Aim of the task
Take every line where the string "name" appears and copy it.

Data entries

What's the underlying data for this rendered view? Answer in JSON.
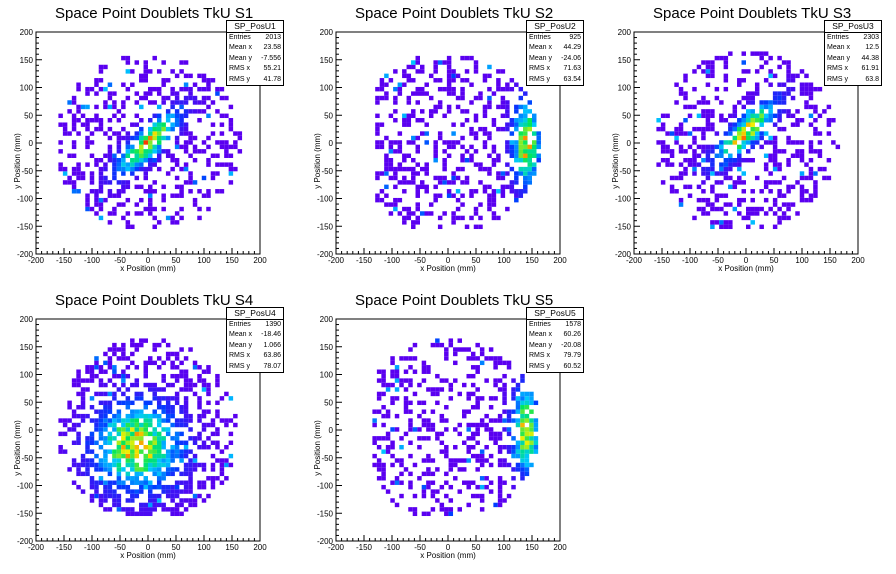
{
  "colors": {
    "background": "#ffffff",
    "frame": "#000000",
    "empty_palette_low": "#5a00f0",
    "palette_high": "#ff0000"
  },
  "axis_common": {
    "xlabel": "x Position (mm)",
    "ylabel": "y Position (mm)",
    "xticks": [
      -200,
      -150,
      -100,
      -50,
      0,
      50,
      100,
      150,
      200
    ],
    "yticks": [
      -200,
      -150,
      -100,
      -50,
      0,
      50,
      100,
      150,
      200
    ],
    "xlim": [
      -200,
      200
    ],
    "ylim": [
      -200,
      200
    ]
  },
  "chart_data": [
    {
      "type": "heatmap",
      "title": "Space Point Doublets TkU S1",
      "xlabel": "x Position (mm)",
      "ylabel": "y Position (mm)",
      "xlim": [
        -200,
        200
      ],
      "ylim": [
        -200,
        200
      ],
      "stats": {
        "name": "SP_PosU1",
        "rows": [
          [
            "Entries",
            "2013"
          ],
          [
            "Mean x",
            "23.58"
          ],
          [
            "Mean y",
            "-7.556"
          ],
          [
            "RMS x",
            "55.21"
          ],
          [
            "RMS y",
            "41.78"
          ]
        ]
      },
      "occupied_region": {
        "x": [
          -160,
          170
        ],
        "y": [
          -155,
          155
        ]
      },
      "hotspot": {
        "x": 0,
        "y": 0,
        "direction": "diagonal-up-right"
      }
    },
    {
      "type": "heatmap",
      "title": "Space Point Doublets TkU S2",
      "xlabel": "x Position (mm)",
      "ylabel": "y Position (mm)",
      "xlim": [
        -200,
        200
      ],
      "ylim": [
        -200,
        200
      ],
      "stats": {
        "name": "SP_PosU2",
        "rows": [
          [
            "Entries",
            "925"
          ],
          [
            "Mean x",
            "44.29"
          ],
          [
            "Mean y",
            "-24.06"
          ],
          [
            "RMS x",
            "71.63"
          ],
          [
            "RMS y",
            "63.54"
          ]
        ]
      },
      "occupied_region": {
        "x": [
          -130,
          165
        ],
        "y": [
          -155,
          155
        ]
      },
      "hotspot": {
        "x": 140,
        "y": 0,
        "direction": "vertical"
      }
    },
    {
      "type": "heatmap",
      "title": "Space Point Doublets TkU S3",
      "xlabel": "x Position (mm)",
      "ylabel": "y Position (mm)",
      "xlim": [
        -200,
        200
      ],
      "ylim": [
        -200,
        200
      ],
      "stats": {
        "name": "SP_PosU3",
        "rows": [
          [
            "Entries",
            "2303"
          ],
          [
            "Mean x",
            "12.5"
          ],
          [
            "Mean y",
            "44.38"
          ],
          [
            "RMS x",
            "61.91"
          ],
          [
            "RMS y",
            "63.8"
          ]
        ]
      },
      "occupied_region": {
        "x": [
          -160,
          165
        ],
        "y": [
          -155,
          160
        ]
      },
      "hotspot": {
        "x": 0,
        "y": 20,
        "direction": "diagonal-up-right"
      }
    },
    {
      "type": "heatmap",
      "title": "Space Point Doublets TkU S4",
      "xlabel": "x Position (mm)",
      "ylabel": "y Position (mm)",
      "xlim": [
        -200,
        200
      ],
      "ylim": [
        -200,
        200
      ],
      "stats": {
        "name": "SP_PosU4",
        "rows": [
          [
            "Entries",
            "1390"
          ],
          [
            "Mean x",
            "-18.46"
          ],
          [
            "Mean y",
            "1.066"
          ],
          [
            "RMS x",
            "63.86"
          ],
          [
            "RMS y",
            "78.07"
          ]
        ]
      },
      "occupied_region": {
        "x": [
          -160,
          165
        ],
        "y": [
          -155,
          160
        ]
      },
      "hotspot": {
        "x": -20,
        "y": -30,
        "direction": "none"
      }
    },
    {
      "type": "heatmap",
      "title": "Space Point Doublets TkU S5",
      "xlabel": "x Position (mm)",
      "ylabel": "y Position (mm)",
      "xlim": [
        -200,
        200
      ],
      "ylim": [
        -200,
        200
      ],
      "stats": {
        "name": "SP_PosU5",
        "rows": [
          [
            "Entries",
            "1578"
          ],
          [
            "Mean x",
            "60.26"
          ],
          [
            "Mean y",
            "-20.08"
          ],
          [
            "RMS x",
            "79.79"
          ],
          [
            "RMS y",
            "60.52"
          ]
        ]
      },
      "occupied_region": {
        "x": [
          -135,
          165
        ],
        "y": [
          -155,
          160
        ]
      },
      "hotspot": {
        "x": 140,
        "y": 0,
        "direction": "vertical"
      }
    }
  ]
}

Exercise result
        "name": "SP_PosU1",
        "name": "SP_PosU2",
        "name": "SP_PosU3",
        "name": "SP_PosU4",
        "name": "SP_PosU5",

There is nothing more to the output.